(EXERCISE BRIEF):
Pull out every line containing the string "单位为毫升".

(DATA FOR THE TASK):

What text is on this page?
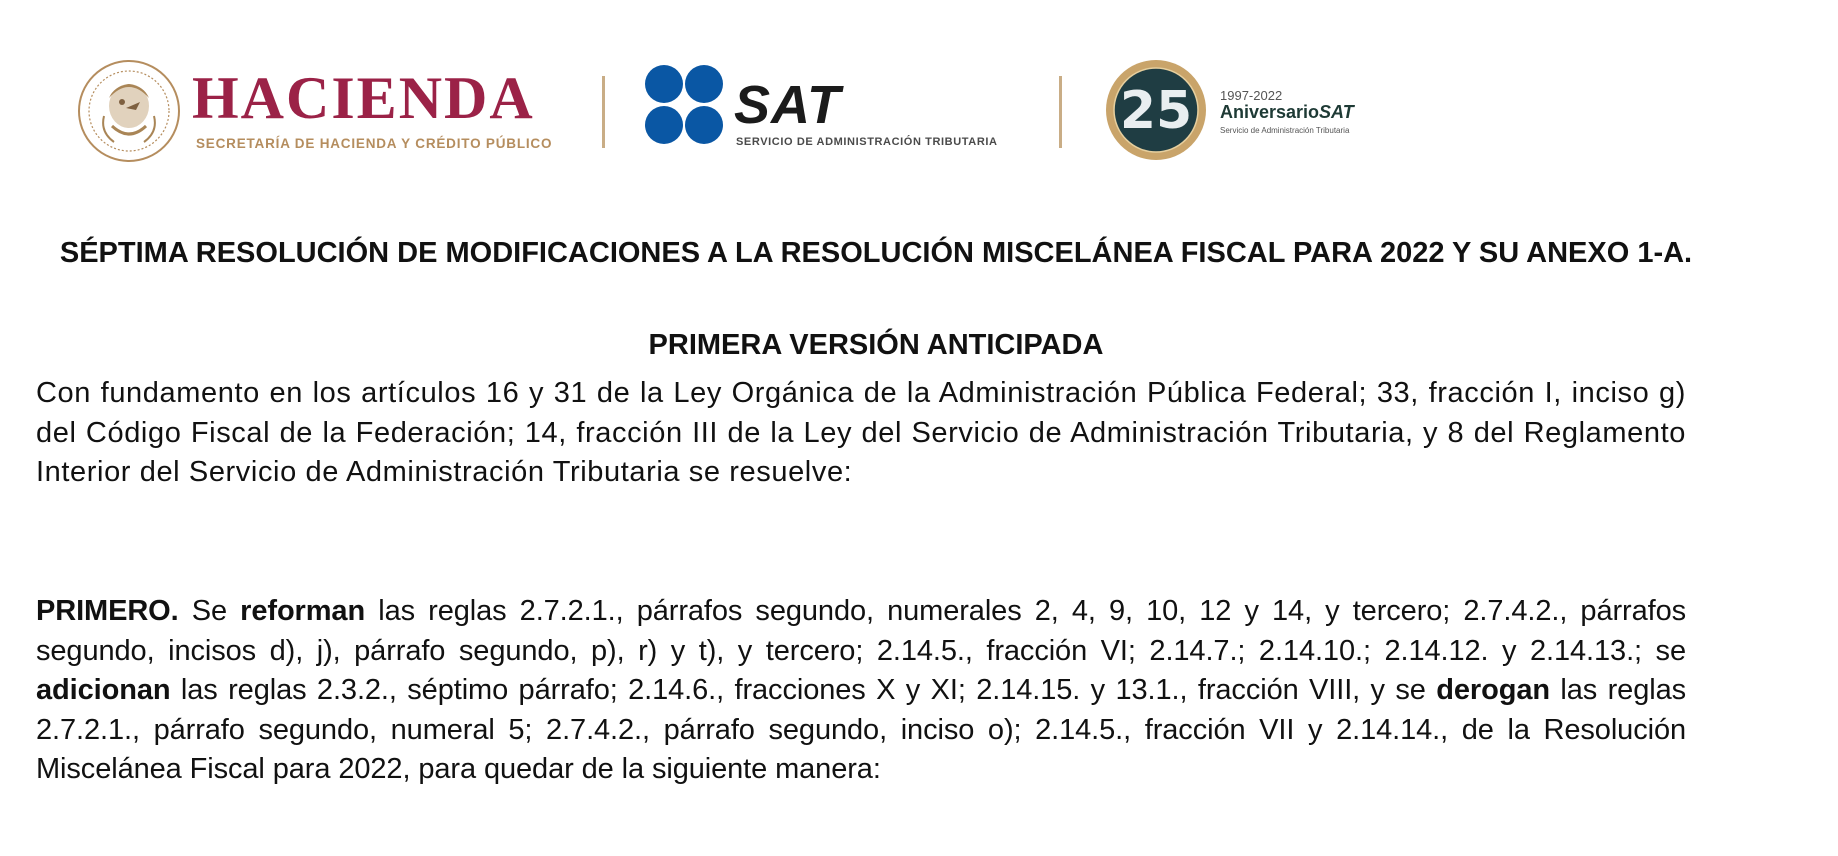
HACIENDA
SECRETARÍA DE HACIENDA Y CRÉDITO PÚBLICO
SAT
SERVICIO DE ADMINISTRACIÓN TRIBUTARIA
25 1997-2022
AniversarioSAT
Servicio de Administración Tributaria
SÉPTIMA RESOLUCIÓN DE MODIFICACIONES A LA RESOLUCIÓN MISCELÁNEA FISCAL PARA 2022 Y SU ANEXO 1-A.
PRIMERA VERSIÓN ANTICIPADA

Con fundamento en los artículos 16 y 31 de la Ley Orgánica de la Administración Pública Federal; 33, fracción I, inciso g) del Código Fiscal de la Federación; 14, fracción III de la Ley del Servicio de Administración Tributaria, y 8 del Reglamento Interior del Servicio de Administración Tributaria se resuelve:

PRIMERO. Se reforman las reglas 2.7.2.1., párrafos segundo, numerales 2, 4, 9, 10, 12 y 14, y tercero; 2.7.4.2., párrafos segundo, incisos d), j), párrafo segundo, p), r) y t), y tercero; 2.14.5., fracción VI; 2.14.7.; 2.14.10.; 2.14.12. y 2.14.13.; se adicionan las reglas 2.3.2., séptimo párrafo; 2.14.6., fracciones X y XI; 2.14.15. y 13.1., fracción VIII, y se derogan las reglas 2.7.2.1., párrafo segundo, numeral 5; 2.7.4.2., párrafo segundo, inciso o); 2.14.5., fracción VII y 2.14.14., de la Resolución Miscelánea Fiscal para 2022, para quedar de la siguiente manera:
* * *
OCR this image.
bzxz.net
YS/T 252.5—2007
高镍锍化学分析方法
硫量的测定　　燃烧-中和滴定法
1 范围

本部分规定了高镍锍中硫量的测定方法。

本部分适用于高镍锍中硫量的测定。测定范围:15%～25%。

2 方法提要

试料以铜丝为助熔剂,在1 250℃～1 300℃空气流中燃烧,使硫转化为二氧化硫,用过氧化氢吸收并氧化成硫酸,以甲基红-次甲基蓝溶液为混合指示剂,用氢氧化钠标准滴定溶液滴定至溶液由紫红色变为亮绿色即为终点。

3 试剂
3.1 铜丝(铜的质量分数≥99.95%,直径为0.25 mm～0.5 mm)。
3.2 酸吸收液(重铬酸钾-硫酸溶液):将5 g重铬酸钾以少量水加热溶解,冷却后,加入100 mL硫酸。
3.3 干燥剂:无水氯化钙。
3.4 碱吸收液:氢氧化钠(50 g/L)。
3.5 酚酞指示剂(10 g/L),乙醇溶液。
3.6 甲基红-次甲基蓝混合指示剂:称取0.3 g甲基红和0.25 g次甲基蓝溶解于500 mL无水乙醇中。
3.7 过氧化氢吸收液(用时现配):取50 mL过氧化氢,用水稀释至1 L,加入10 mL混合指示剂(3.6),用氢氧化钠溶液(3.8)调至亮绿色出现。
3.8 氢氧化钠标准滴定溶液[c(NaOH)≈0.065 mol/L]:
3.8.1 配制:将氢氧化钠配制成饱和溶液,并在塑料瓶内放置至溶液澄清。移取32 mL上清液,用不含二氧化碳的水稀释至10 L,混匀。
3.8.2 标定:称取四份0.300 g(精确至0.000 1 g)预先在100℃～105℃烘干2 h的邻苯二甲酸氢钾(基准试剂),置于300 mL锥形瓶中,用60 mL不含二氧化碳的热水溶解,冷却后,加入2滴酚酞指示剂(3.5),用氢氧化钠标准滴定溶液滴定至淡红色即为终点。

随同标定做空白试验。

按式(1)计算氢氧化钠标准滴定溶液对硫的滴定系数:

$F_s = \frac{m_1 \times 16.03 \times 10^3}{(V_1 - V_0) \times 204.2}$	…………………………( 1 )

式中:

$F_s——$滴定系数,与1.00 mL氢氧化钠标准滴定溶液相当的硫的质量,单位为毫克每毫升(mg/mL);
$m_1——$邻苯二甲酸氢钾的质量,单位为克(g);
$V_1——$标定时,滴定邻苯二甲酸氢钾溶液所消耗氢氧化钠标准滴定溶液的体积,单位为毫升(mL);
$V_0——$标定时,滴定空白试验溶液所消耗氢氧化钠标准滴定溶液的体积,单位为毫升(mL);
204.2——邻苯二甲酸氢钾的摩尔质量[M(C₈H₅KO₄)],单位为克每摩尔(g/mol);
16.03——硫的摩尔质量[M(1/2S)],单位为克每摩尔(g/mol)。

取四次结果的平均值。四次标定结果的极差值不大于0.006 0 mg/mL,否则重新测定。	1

(ANSWER FOR THE TASK):
$V_1——$标定时,滴定邻苯二甲酸氢钾溶液所消耗氢氧化钠标准滴定溶液的体积,单位为毫升(mL);
$V_0——$标定时,滴定空白试验溶液所消耗氢氧化钠标准滴定溶液的体积,单位为毫升(mL);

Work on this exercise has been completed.